__MATERIAL SUPPLIED__.
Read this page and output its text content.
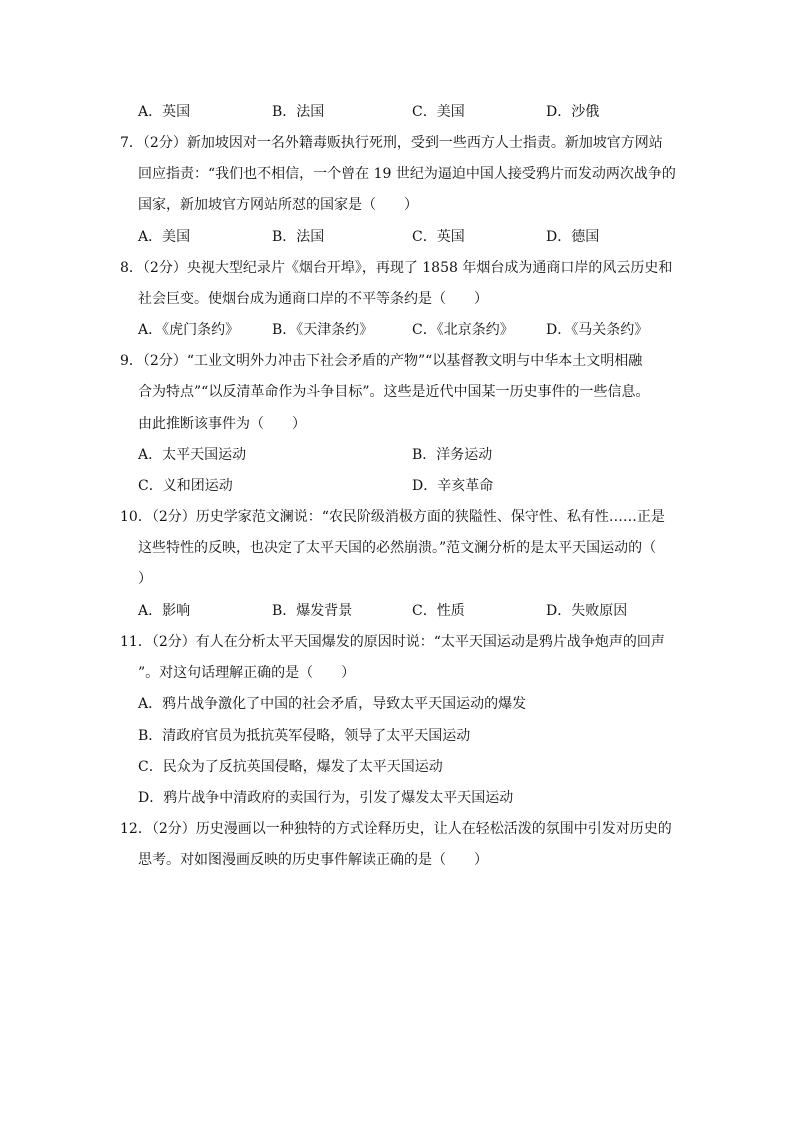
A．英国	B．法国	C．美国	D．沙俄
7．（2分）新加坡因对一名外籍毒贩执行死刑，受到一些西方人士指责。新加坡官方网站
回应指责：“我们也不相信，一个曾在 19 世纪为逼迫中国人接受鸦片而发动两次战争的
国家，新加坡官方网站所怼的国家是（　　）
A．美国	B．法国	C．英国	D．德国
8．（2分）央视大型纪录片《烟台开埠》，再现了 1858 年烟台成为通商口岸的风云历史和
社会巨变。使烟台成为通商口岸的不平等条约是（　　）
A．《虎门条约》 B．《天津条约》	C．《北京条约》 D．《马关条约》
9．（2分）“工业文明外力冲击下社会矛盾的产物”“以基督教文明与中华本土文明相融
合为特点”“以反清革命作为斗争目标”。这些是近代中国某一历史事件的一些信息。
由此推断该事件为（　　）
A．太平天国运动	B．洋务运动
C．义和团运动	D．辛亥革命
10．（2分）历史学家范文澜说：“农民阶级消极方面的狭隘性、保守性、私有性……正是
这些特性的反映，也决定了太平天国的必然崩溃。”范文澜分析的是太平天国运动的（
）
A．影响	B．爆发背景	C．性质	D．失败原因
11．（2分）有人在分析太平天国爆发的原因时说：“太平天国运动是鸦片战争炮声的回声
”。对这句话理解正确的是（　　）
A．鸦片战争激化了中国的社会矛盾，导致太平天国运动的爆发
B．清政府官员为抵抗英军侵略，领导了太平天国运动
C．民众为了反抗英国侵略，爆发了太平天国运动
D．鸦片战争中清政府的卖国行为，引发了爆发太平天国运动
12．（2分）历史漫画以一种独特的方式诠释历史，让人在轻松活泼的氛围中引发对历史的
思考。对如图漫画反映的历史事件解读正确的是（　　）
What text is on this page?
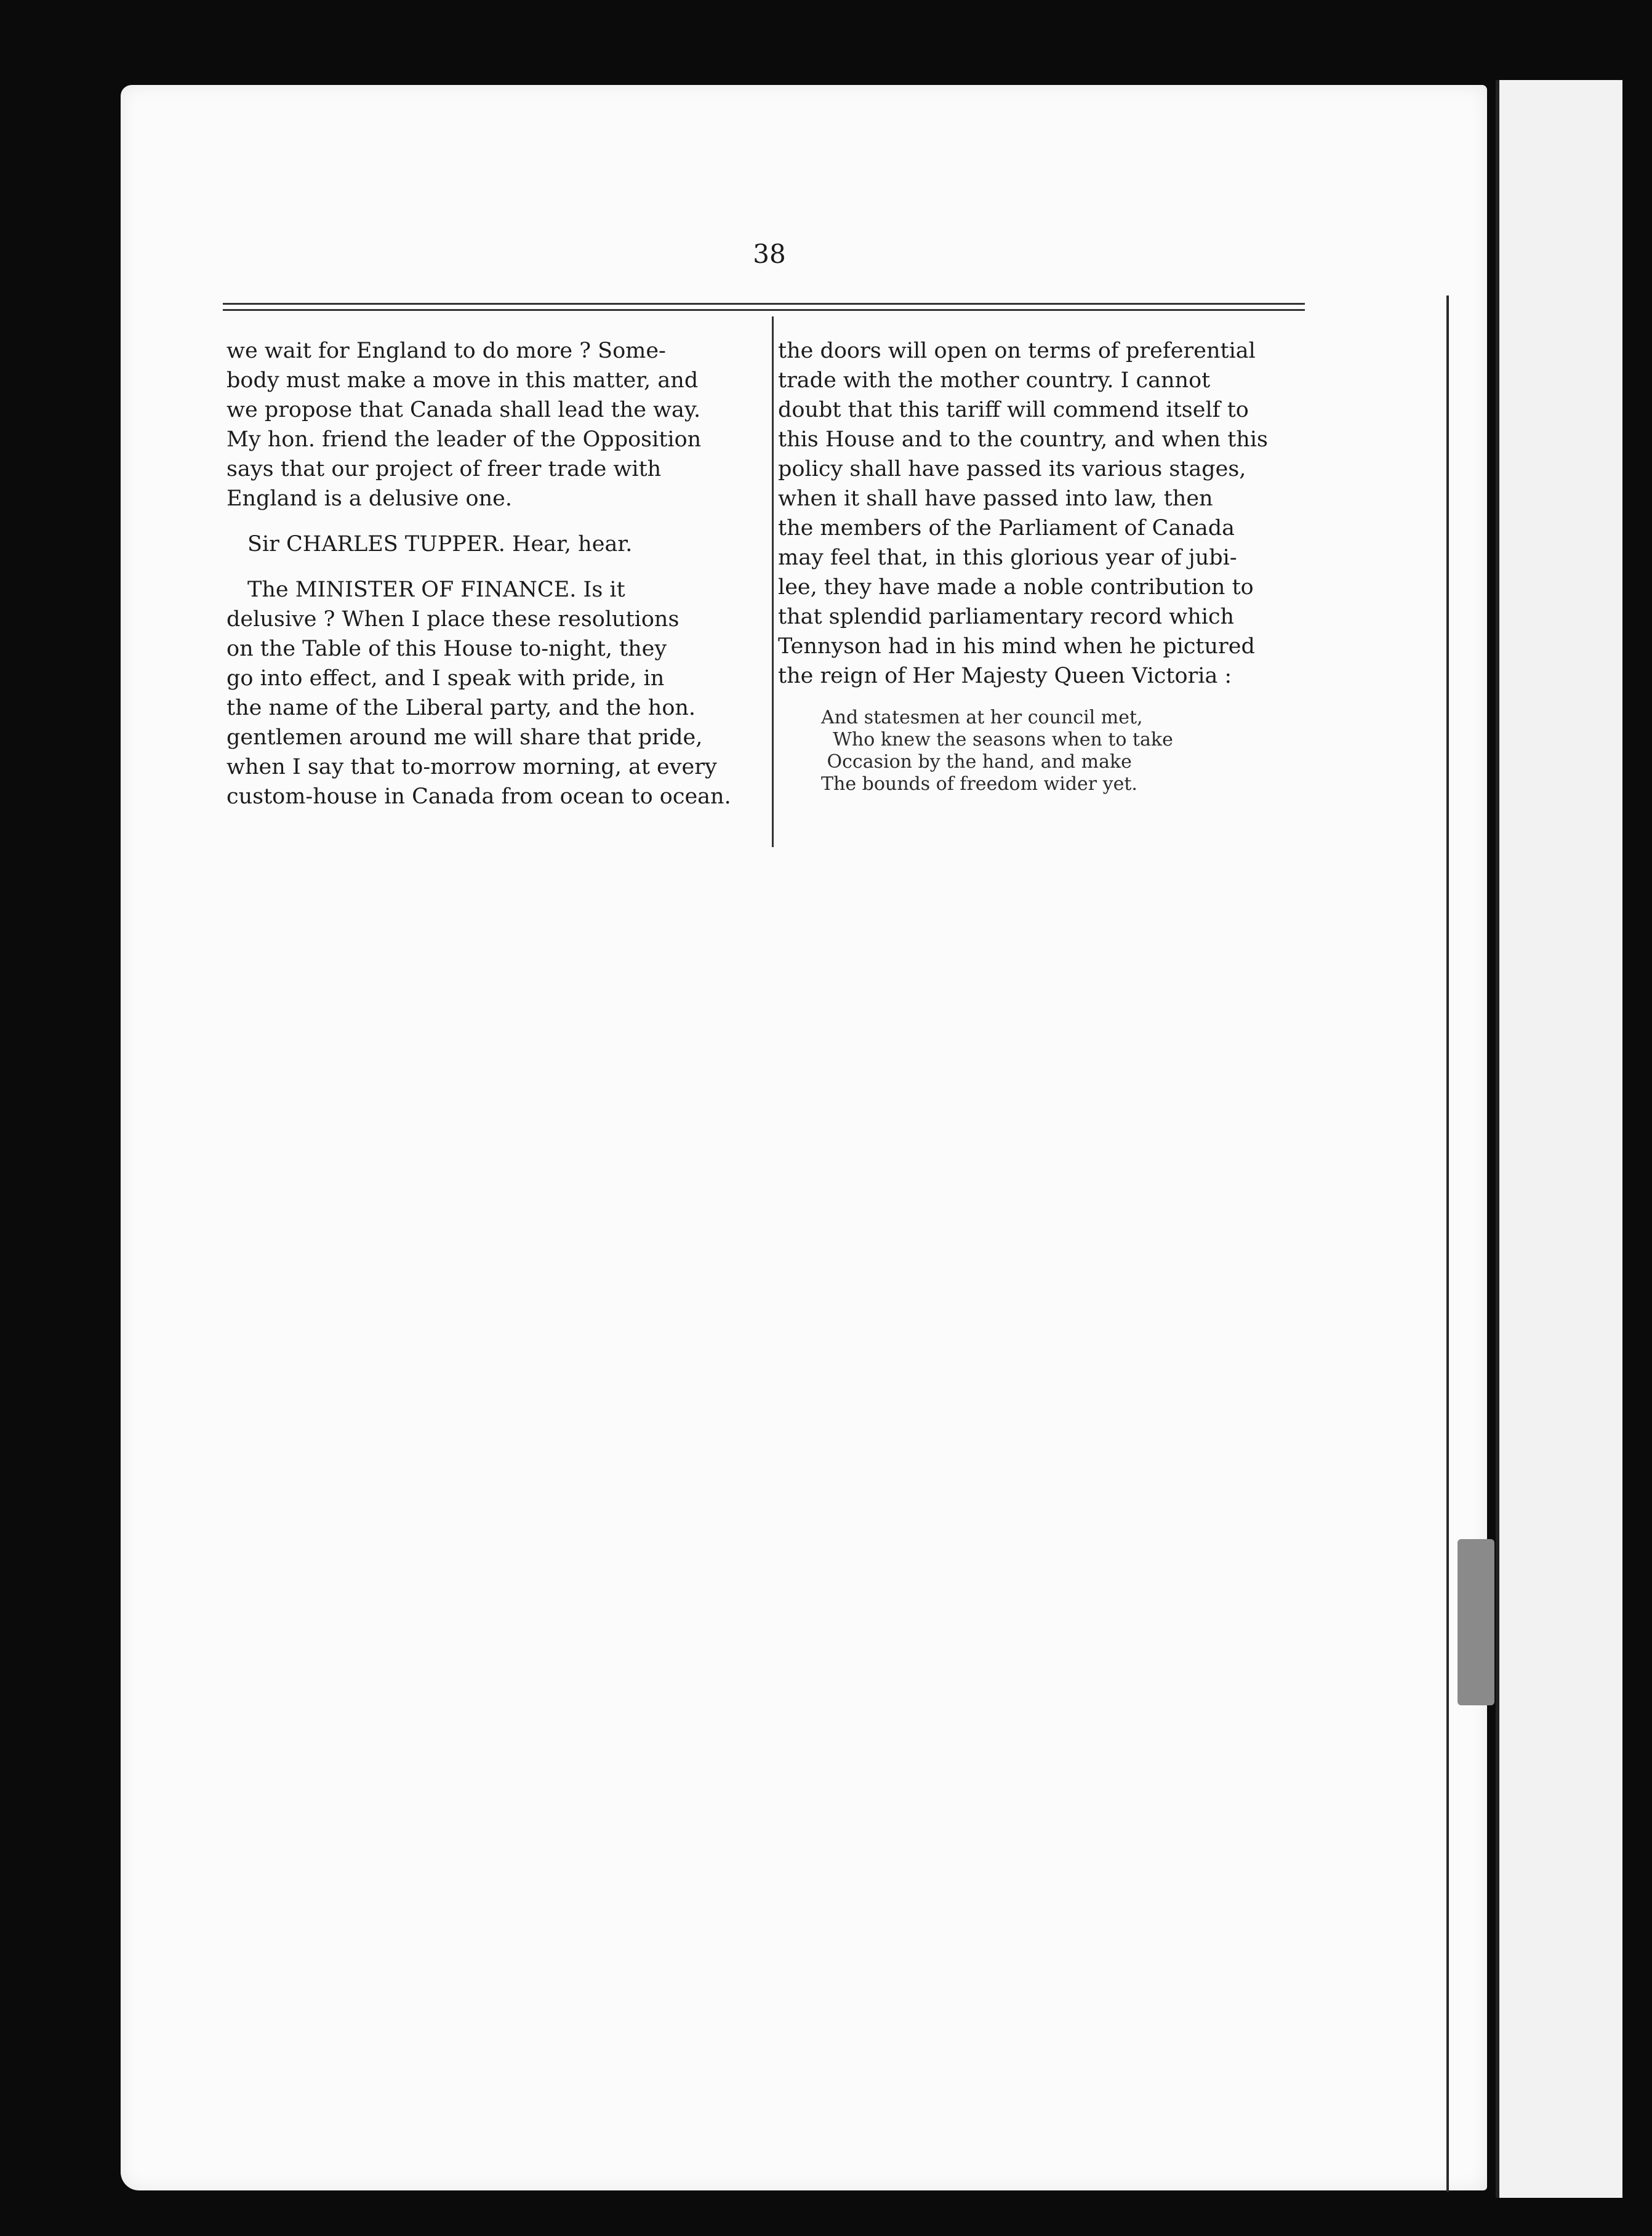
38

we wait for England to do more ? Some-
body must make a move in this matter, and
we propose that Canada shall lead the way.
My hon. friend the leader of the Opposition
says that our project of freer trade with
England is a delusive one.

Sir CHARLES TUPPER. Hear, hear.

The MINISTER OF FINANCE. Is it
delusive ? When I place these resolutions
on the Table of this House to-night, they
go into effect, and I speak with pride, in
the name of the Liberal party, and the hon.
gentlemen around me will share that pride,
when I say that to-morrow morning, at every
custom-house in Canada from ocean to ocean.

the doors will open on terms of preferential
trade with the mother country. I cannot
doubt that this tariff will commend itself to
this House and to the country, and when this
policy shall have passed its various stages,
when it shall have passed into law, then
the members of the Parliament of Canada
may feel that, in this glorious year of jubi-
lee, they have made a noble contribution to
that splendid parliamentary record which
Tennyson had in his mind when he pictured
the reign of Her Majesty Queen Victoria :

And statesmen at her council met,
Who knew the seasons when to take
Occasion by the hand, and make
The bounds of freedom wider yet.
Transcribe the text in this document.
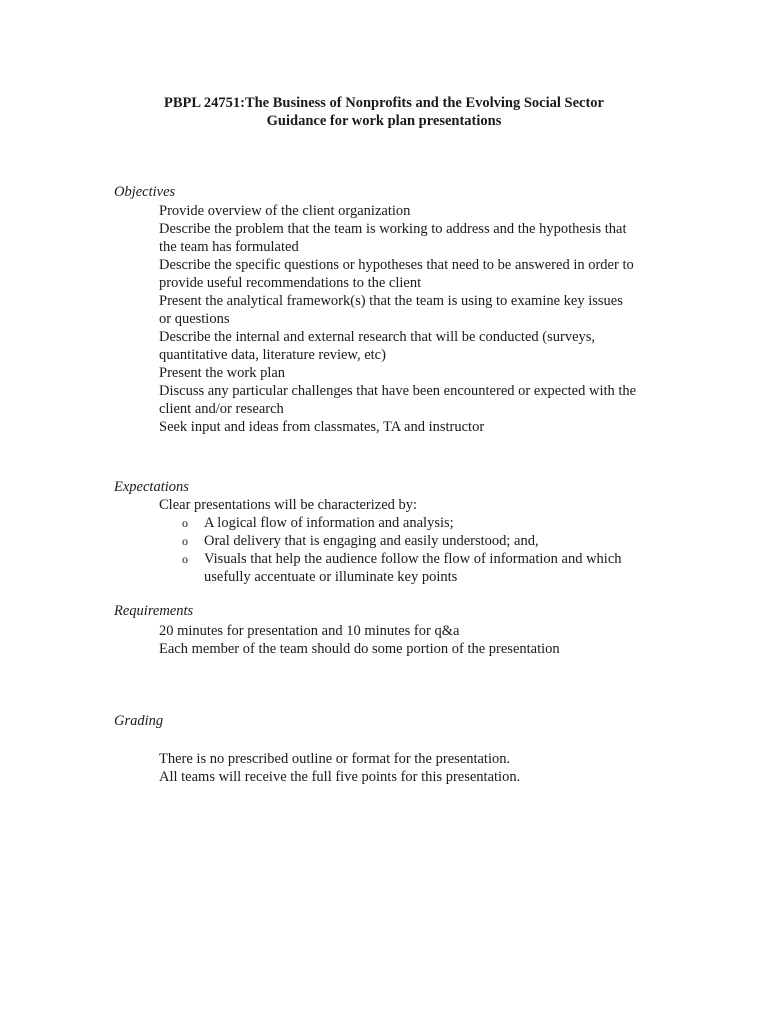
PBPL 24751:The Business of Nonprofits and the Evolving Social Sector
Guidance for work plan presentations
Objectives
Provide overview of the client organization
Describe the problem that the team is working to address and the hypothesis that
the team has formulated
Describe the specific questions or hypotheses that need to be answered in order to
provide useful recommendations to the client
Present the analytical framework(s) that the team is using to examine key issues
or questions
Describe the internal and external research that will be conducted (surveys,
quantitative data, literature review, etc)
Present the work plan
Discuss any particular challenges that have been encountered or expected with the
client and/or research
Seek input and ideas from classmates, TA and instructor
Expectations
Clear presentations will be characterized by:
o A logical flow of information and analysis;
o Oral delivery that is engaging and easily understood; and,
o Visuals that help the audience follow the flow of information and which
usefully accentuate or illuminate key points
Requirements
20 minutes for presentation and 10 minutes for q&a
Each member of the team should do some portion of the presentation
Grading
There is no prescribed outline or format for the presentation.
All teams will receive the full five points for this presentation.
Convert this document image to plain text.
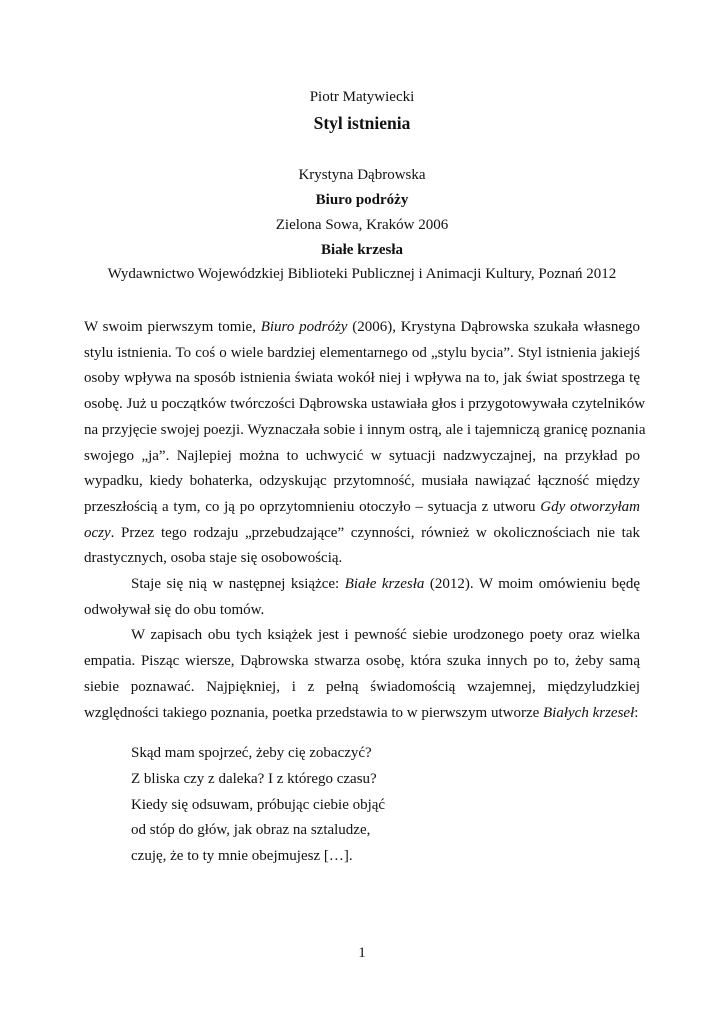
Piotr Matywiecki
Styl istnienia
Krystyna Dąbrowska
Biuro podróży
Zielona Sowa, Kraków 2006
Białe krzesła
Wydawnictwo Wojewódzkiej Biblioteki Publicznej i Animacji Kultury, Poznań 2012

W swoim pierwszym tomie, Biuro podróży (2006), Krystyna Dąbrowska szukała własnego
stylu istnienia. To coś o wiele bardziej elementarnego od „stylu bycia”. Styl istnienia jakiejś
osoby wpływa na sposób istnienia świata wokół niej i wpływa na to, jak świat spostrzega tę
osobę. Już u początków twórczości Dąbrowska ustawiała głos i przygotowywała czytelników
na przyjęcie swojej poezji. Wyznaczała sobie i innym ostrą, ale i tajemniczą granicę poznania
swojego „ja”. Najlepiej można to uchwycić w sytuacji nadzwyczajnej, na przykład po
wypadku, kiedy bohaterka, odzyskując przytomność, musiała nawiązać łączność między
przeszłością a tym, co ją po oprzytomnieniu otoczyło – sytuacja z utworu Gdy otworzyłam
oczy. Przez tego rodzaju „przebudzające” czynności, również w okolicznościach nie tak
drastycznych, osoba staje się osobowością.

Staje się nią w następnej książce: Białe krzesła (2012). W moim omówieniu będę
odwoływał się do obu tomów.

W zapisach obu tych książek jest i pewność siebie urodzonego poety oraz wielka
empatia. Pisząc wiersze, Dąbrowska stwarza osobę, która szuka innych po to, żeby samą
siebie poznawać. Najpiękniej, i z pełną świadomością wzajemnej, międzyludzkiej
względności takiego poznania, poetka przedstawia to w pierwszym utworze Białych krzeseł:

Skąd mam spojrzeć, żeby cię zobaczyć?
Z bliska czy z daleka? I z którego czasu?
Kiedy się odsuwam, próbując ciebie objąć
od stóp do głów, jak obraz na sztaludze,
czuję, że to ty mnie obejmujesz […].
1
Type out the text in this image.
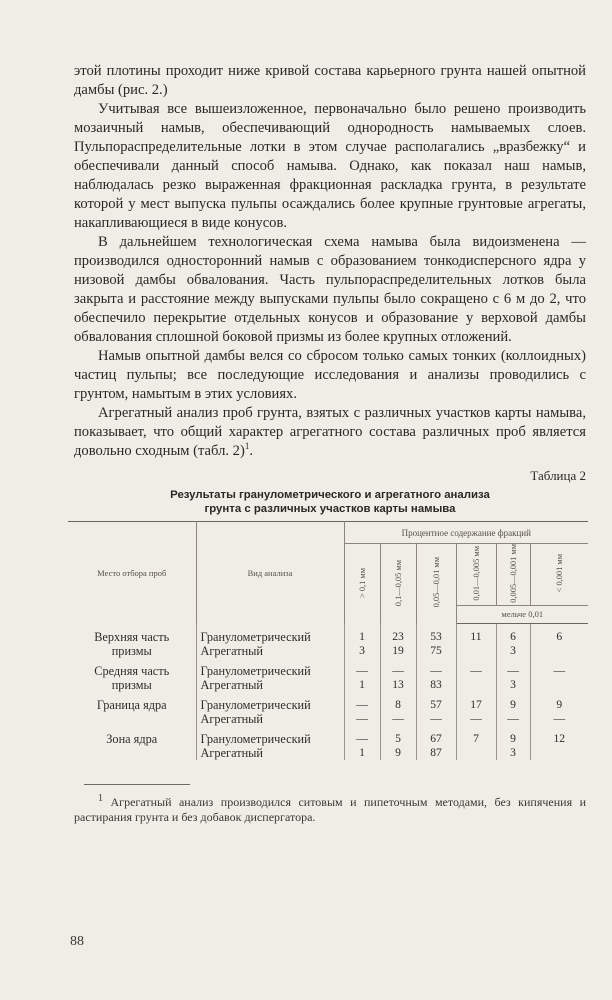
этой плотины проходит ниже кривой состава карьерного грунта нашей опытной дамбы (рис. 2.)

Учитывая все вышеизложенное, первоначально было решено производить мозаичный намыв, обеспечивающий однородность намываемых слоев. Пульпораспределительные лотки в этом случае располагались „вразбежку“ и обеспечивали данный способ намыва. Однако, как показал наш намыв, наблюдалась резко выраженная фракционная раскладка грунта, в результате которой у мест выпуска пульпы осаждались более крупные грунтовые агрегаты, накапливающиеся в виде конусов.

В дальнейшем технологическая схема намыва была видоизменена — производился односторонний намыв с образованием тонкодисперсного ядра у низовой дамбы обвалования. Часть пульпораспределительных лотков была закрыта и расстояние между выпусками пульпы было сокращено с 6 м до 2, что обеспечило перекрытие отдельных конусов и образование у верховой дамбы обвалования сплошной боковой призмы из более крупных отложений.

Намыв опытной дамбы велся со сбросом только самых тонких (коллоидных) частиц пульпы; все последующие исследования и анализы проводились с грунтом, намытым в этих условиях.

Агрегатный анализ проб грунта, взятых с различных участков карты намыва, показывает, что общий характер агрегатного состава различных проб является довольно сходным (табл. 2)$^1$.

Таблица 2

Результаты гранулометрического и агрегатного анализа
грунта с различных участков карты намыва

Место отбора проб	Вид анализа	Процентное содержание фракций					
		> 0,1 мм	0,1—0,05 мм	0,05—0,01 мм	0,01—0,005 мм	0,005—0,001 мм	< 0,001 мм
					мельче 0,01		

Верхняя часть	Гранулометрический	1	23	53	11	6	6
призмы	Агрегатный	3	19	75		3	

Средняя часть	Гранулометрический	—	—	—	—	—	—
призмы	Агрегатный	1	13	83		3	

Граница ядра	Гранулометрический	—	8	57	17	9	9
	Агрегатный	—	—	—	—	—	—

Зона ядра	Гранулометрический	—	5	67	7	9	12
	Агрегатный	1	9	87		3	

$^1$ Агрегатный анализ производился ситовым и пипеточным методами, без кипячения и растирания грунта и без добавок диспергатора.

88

__WHAT TO PRODUCE__. Copy out every line from the material above in which the word "they" appears.

__SOLUTION__.
on the Table of this House to-night, they
lee, they have made a noble contribution to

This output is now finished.